(Dataset items)
+ + + +

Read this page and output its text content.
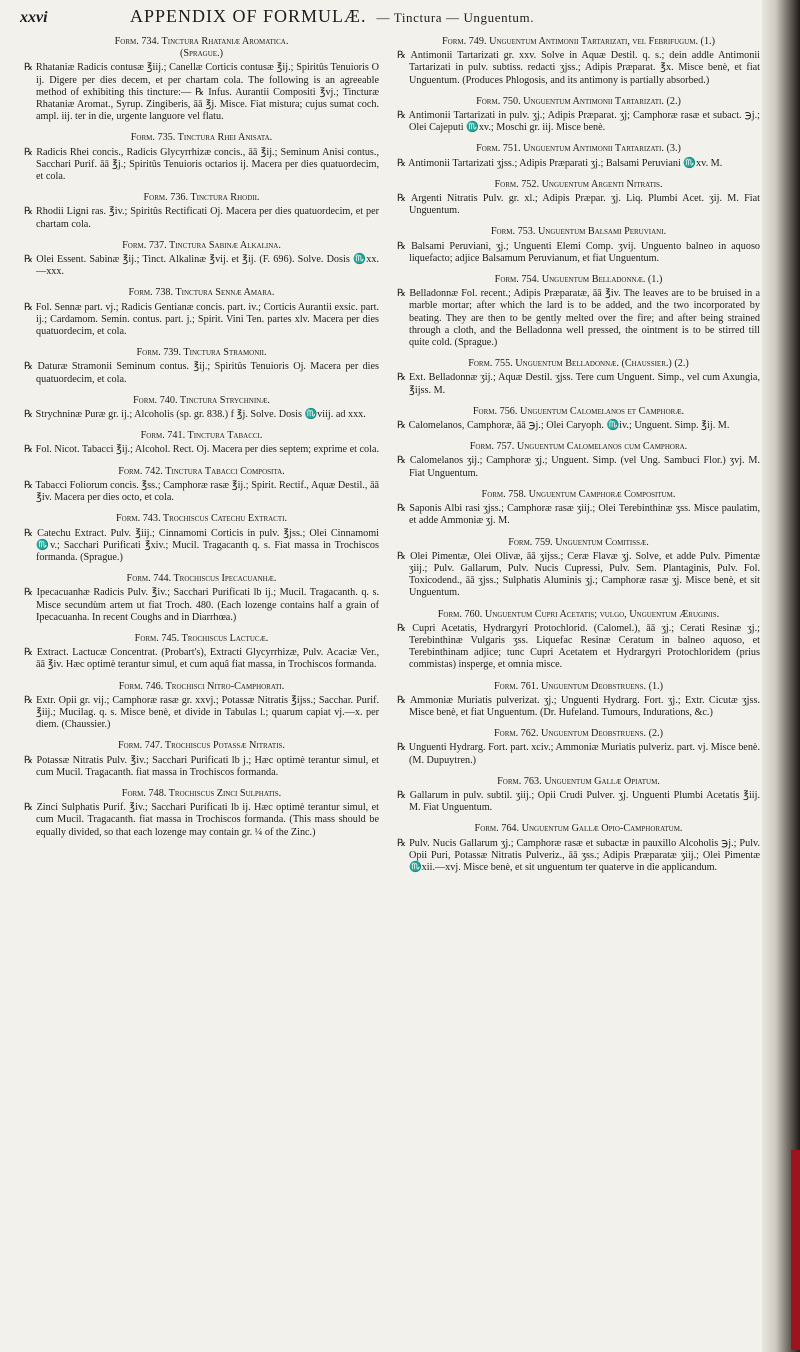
xxvi	APPENDIX OF FORMULÆ. — Tinctura — Unguentum.
Form. 734. Tinctura Rhataniæ Aromatica.
(Sprague.)
℞ Rhataniæ Radicis contusæ ℥iij.; Canellæ Corticis contusæ ℥ij.; Spiritûs Tenuioris O ij. Digere per dies decem, et per chartam cola. The following is an agreeable method of exhibiting this tincture:— ℞ Infus. Aurantii Compositi ℥vj.; Tincturæ Rhataniæ Aromat., Syrup. Zingiberis, āā ℥j. Misce. Fiat mistura; cujus sumat coch. ampl. iij. ter in die, urgente languore vel flatu.
Form. 735. Tinctura Rhei Anisata.
℞ Radicis Rhei concis., Radicis Glycyrrhizæ concis., āā ℥ij.; Seminum Anisi contus., Sacchari Purif. āā ℥j.; Spiritûs Tenuioris octarios ij. Macera per dies quatuordecim, et cola.
Form. 736. Tinctura Rhodii.
℞ Rhodii Ligni ras. ℥iv.; Spiritûs Rectificati Oj. Macera per dies quatuordecim, et per chartam cola.
Form. 737. Tinctura Sabinæ Alkalina.
℞ Olei Essent. Sabinæ ℥ij.; Tinct. Alkalinæ ℥vij. et ℥ij. (F. 696). Solve. Dosis ♏xx.—xxx.
Form. 738. Tinctura Sennæ Amara.
℞ Fol. Sennæ part. vj.; Radicis Gentianæ concis. part. iv.; Corticis Aurantii exsic. part. ij.; Cardamom. Semin. contus. part. j.; Spirit. Vini Ten. partes xlv. Macera per dies quatuordecim, et cola.
Form. 739. Tinctura Stramonii.
℞ Daturæ Stramonii Seminum contus. ℥ij.; Spiritûs Tenuioris Oj. Macera per dies quatuordecim, et cola.
Form. 740. Tinctura Strychninæ.
℞ Strychninæ Puræ gr. ij.; Alcoholis (sp. gr. 838.) f ℥j. Solve. Dosis ♏viij. ad xxx.
Form. 741. Tinctura Tabacci.
℞ Fol. Nicot. Tabacci ℥ij.; Alcohol. Rect. Oj. Macera per dies septem; exprime et cola.
Form. 742. Tinctura Tabacci Composita.
℞ Tabacci Foliorum concis. ℥ss.; Camphoræ rasæ ℥ij.; Spirit. Rectif., Aquæ Destil., āā ℥iv. Macera per dies octo, et cola.
Form. 743. Trochiscus Catechu Extracti.
℞ Catechu Extract. Pulv. ℥iij.; Cinnamomi Corticis in pulv. ℥jss.; Olei Cinnamomi ♏v.; Sacchari Purificati ℥xiv.; Mucil. Tragacanth q. s. Fiat massa in Trochiscos formanda. (Sprague.)
Form. 744. Trochiscus Ipecacuanhæ.
℞ Ipecacuanhæ Radicis Pulv. ℥iv.; Sacchari Purificati lb ij.; Mucil. Tragacanth. q. s. Misce secundùm artem ut fiat Troch. 480. (Each lozenge contains half a grain of Ipecacuanha. In recent Coughs and in Diarrhœa.)
Form. 745. Trochiscus Lactucæ.
℞ Extract. Lactucæ Concentrat. (Probart's), Extracti Glycyrrhizæ, Pulv. Acaciæ Ver., āā ℥iv. Hæc optimè terantur simul, et cum aquâ fiat massa, in Trochiscos formanda.
Form. 746. Trochisci Nitro-Camphorati.
℞ Extr. Opii gr. vij.; Camphoræ rasæ gr. xxvj.; Potassæ Nitratis ℥ijss.; Sacchar. Purif. ℥iij.; Mucilag. q. s. Misce benè, et divide in Tabulas l.; quarum capiat vj.—x. per diem. (Chaussier.)
Form. 747. Trochiscus Potassæ Nitratis.
℞ Potassæ Nitratis Pulv. ℥iv.; Sacchari Purificati lb j.; Hæc optimè terantur simul, et cum Mucil. Tragacanth. fiat massa in Trochiscos formanda.
Form. 748. Trochiscus Zinci Sulphatis.
℞ Zinci Sulphatis Purif. ℥iv.; Sacchari Purificati lb ij. Hæc optimè terantur simul, et cum Mucil. Tragacanth. fiat massa in Trochiscos formanda. (This mass should be equally divided, so that each lozenge may contain gr. ¼ of the Zinc.)
Form. 749. Unguentum Antimonii Tartarizati, vel Febrifugum. (1.)
℞ Antimonii Tartarizati gr. xxv. Solve in Aquæ Destil. q. s.; dein addle Antimonii Tartarizati in pulv. subtiss. redacti ʒjss.; Adipis Præparat. ℥x. Misce benè, et fiat Unguentum. (Produces Phlogosis, and its antimony is partially absorbed.)
Form. 750. Unguentum Antimonii Tartarizati. (2.)
℞ Antimonii Tartarizati in pulv. ʒj.; Adipis Præparat. ʒj; Camphoræ rasæ et subact. ℈j.; Olei Cajeputi ♏xv.; Moschi gr. iij. Misce benè.
Form. 751. Unguentum Antimonii Tartarizati. (3.)
℞ Antimonii Tartarizati ʒjss.; Adipis Præparati ʒj.; Balsami Peruviani ♏xv. M.
Form. 752. Unguentum Argenti Nitratis.
℞ Argenti Nitratis Pulv. gr. xl.; Adipis Præpar. ʒj. Liq. Plumbi Acet. ʒij. M. Fiat Unguentum.
Form. 753. Unguentum Balsami Peruviani.
℞ Balsami Peruviani, ʒj.; Unguenti Elemi Comp. ʒvij. Unguento balneo in aquoso liquefacto; adjice Balsamum Peruvianum, et fiat Unguentum.
Form. 754. Unguentum Belladonnæ. (1.)
℞ Belladonnæ Fol. recent.; Adipis Præparatæ, āā ℥iv. The leaves are to be bruised in a marble mortar; after which the lard is to be added, and the two incorporated by beating. They are then to be gently melted over the fire; and after being strained through a cloth, and the Belladonna well pressed, the ointment is to be stirred till quite cold. (Sprague.)
Form. 755. Unguentum Belladonnæ. (Chaussier.) (2.)
℞ Ext. Belladonnæ ʒij.; Aquæ Destil. ʒjss. Tere cum Unguent. Simp., vel cum Axungia, ℥ijss. M.
Form. 756. Unguentum Calomelanos et Camphoræ.
℞ Calomelanos, Camphoræ, āā ℈j.; Olei Caryoph. ♏iv.; Unguent. Simp. ℥ij. M.
Form. 757. Unguentum Calomelanos cum Camphora.
℞ Calomelanos ʒij.; Camphoræ ʒj.; Unguent. Simp. (vel Ung. Sambuci Flor.) ʒvj. M. Fiat Unguentum.
Form. 758. Unguentum Camphoræ Compositum.
℞ Saponis Albi rasi ʒjss.; Camphoræ rasæ ʒiij.; Olei Terebinthinæ ʒss. Misce paulatim, et adde Ammoniæ ʒj. M.
Form. 759. Unguentum Comitissæ.
℞ Olei Pimentæ, Olei Olivæ, āā ʒijss.; Ceræ Flavæ ʒj. Solve, et adde Pulv. Pimentæ ʒiij.; Pulv. Gallarum, Pulv. Nucis Cupressi, Pulv. Sem. Plantaginis, Pulv. Fol. Toxicodend., āā ʒjss.; Sulphatis Aluminis ʒj.; Camphoræ rasæ ʒj. Misce benè, et sit Unguentum.
Form. 760. Unguentum Cupri Acetatis; vulgo, Unguentum Æruginis.
℞ Cupri Acetatis, Hydrargyri Protochlorid. (Calomel.), āā ʒj.; Cerati Resinæ ʒj.; Terebinthinæ Vulgaris ʒss. Liquefac Resinæ Ceratum in balneo aquoso, et Terebinthinam adjice; tunc Cupri Acetatem et Hydrargyri Protochloridem (prius commistas) insperge, et omnia misce.
Form. 761. Unguentum Deobstruens. (1.)
℞ Ammoniæ Muriatis pulverizat. ʒj.; Unguenti Hydrarg. Fort. ʒj.; Extr. Cicutæ ʒjss. Misce benè, et fiat Unguentum. (Dr. Hufeland. Tumours, Indurations, &c.)
Form. 762. Unguentum Deobstruens. (2.)
℞ Unguenti Hydrarg. Fort. part. xciv.; Ammoniæ Muriatis pulveriz. part. vj. Misce benè. (M. Dupuytren.)
Form. 763. Unguentum Gallæ Opiatum.
℞ Gallarum in pulv. subtil. ʒiij.; Opii Crudi Pulver. ʒj. Unguenti Plumbi Acetatis ℥iij. M. Fiat Unguentum.
Form. 764. Unguentum Gallæ Opio-Camphoratum.
℞ Pulv. Nucis Gallarum ʒj.; Camphoræ rasæ et subactæ in pauxillo Alcoholis ℈j.; Pulv. Opii Puri, Potassæ Nitratis Pulveriz., āā ʒss.; Adipis Præparatæ ʒiij.; Olei Pimentæ ♏xii.—xvj. Misce benè, et sit unguentum ter quaterve in die applicandum.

+ + + +

• TASK GOAL: Show the lines of the records that contain the word "Zinci".

• SOLVED EXERCISE:
Form. 748. Trochiscus Zinci Sulphatis.
℞ Zinci Sulphatis Purif. ℥iv.; Sacchari Purificati lb ij. Hæc optimè terantur simul, et cum Mucil. Tragacanth. fiat massa in Trochiscos formanda. (This mass should be equally divided, so that each lozenge may contain gr. ¼ of the Zinc.)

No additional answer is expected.